(Data records)
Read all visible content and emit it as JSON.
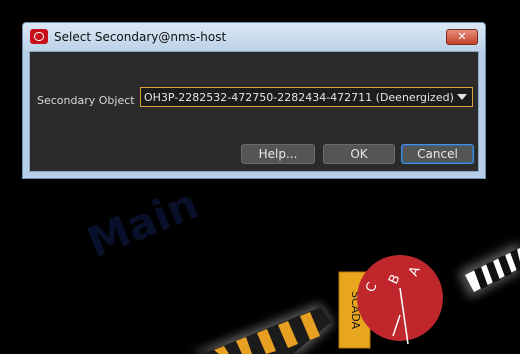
{
  "dialog": {
    "title": "Select Secondary@nms-host",
    "close_label": "✕",
    "secondary_object_label": "Secondary Object",
    "secondary_object_value": "OH3P-2282532-472750-2282434-472711 (Deenergized)",
    "help_label": "Help...",
    "ok_label": "OK",
    "cancel_label": "Cancel"
  },
  "map": {
    "scada_label": "SCADA",
    "phase_labels": [
      "A",
      "B",
      "C"
    ],
    "watermark_text": "Main"
  },
  "colors": {
    "map_background": "#000000",
    "scada_label_bg": "#e8a61e",
    "device_red": "#c0272d",
    "line_orange": "#e8a023",
    "accent_focus": "#4a8fd8"
  }
}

▸ To do
Restate every record exactly, please; do not copy the pictures.

▸ Reply
Read all visible content and emit it as JSON.
{
  "dialog": {
    "title": "Select Secondary@nms-host",
    "close_label": "✕",
    "secondary_object_label": "Secondary Object",
    "secondary_object_value": "OH3P-2282532-472750-2282434-472711 (Deenergized)",
    "help_label": "Help...",
    "ok_label": "OK",
    "cancel_label": "Cancel"
  },
  "map": {
    "scada_label": "SCADA",
    "phase_labels": [
      "A",
      "B",
      "C"
    ],
    "watermark_text": "Main"
  },
  "colors": {
    "map_background": "#000000",
    "scada_label_bg": "#e8a61e",
    "device_red": "#c0272d",
    "line_orange": "#e8a023",
    "accent_focus": "#4a8fd8"
  }
}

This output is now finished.